Task description: Retype the data that follows line by line, exactly, and leave its pictures out.

--- Begin Records for this exercise ---

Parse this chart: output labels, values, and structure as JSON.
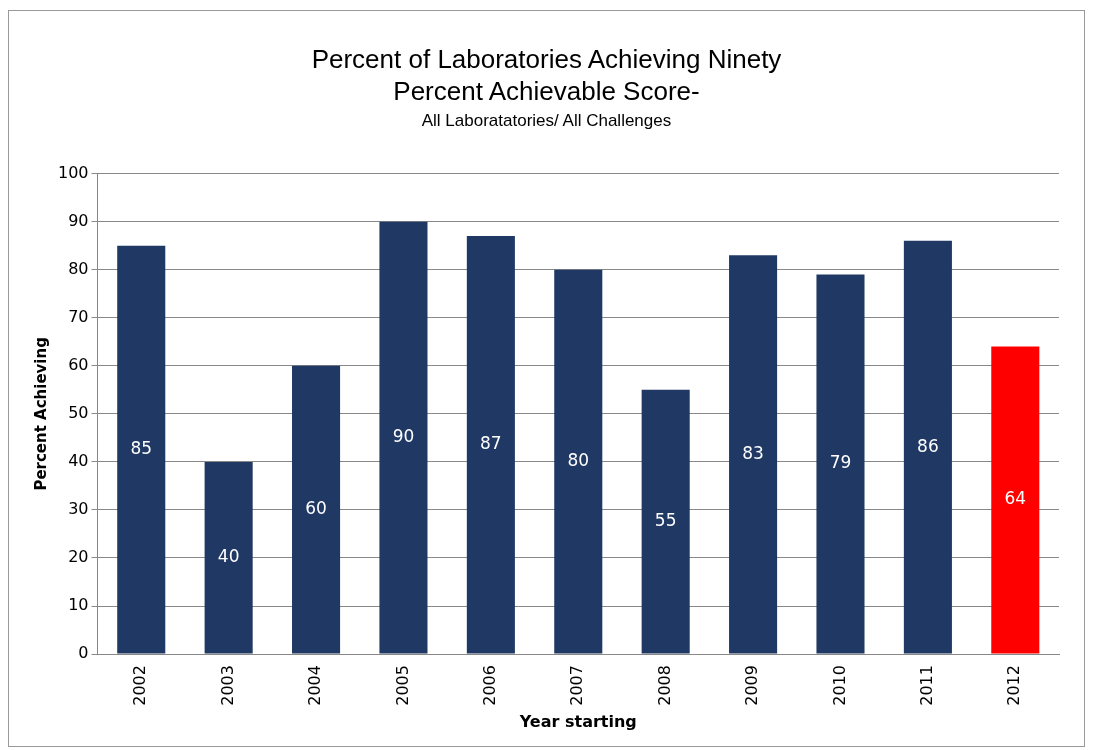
{
  "chart_data": {
    "type": "bar",
    "title": "Percent of Laboratories Achieving Ninety Percent Achievable Score-",
    "subtitle": "All Laboratatories/ All Challenges",
    "xlabel": "Year starting",
    "ylabel": "Percent Achieving",
    "categories": [
      "2002",
      "2003",
      "2004",
      "2005",
      "2006",
      "2007",
      "2008",
      "2009",
      "2010",
      "2011",
      "2012"
    ],
    "values": [
      85,
      40,
      60,
      90,
      87,
      80,
      55,
      83,
      79,
      86,
      64
    ],
    "colors": [
      "#1f3864",
      "#1f3864",
      "#1f3864",
      "#1f3864",
      "#1f3864",
      "#1f3864",
      "#1f3864",
      "#1f3864",
      "#1f3864",
      "#1f3864",
      "#ff0000"
    ],
    "ylim": [
      0,
      100
    ],
    "yticks": [
      0,
      10,
      20,
      30,
      40,
      50,
      60,
      70,
      80,
      90,
      100
    ],
    "grid": "y",
    "legend": false,
    "data_labels": true
  }
}
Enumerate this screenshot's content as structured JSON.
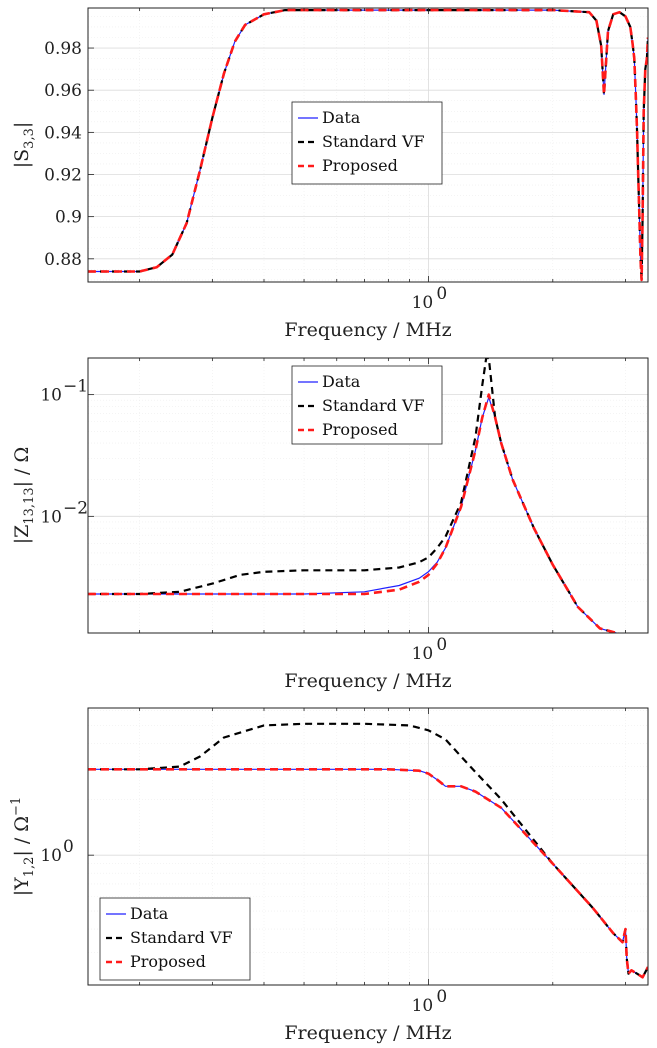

--- End Records for this exercise ---

Output of the exercise:
Parse this chart: output labels, values, and structure as JSON.
{
  "chart_data": {
    "type": "bar",
    "title": "Percent of Laboratories Achieving Ninety Percent Achievable Score-",
    "subtitle": "All Laboratatories/ All Challenges",
    "xlabel": "Year starting",
    "ylabel": "Percent Achieving",
    "categories": [
      "2002",
      "2003",
      "2004",
      "2005",
      "2006",
      "2007",
      "2008",
      "2009",
      "2010",
      "2011",
      "2012"
    ],
    "values": [
      85,
      40,
      60,
      90,
      87,
      80,
      55,
      83,
      79,
      86,
      64
    ],
    "colors": [
      "#1f3864",
      "#1f3864",
      "#1f3864",
      "#1f3864",
      "#1f3864",
      "#1f3864",
      "#1f3864",
      "#1f3864",
      "#1f3864",
      "#1f3864",
      "#ff0000"
    ],
    "ylim": [
      0,
      100
    ],
    "yticks": [
      0,
      10,
      20,
      30,
      40,
      50,
      60,
      70,
      80,
      90,
      100
    ],
    "grid": "y",
    "legend": false,
    "data_labels": true
  }
}
Enumerate this screenshot's content as structured JSON.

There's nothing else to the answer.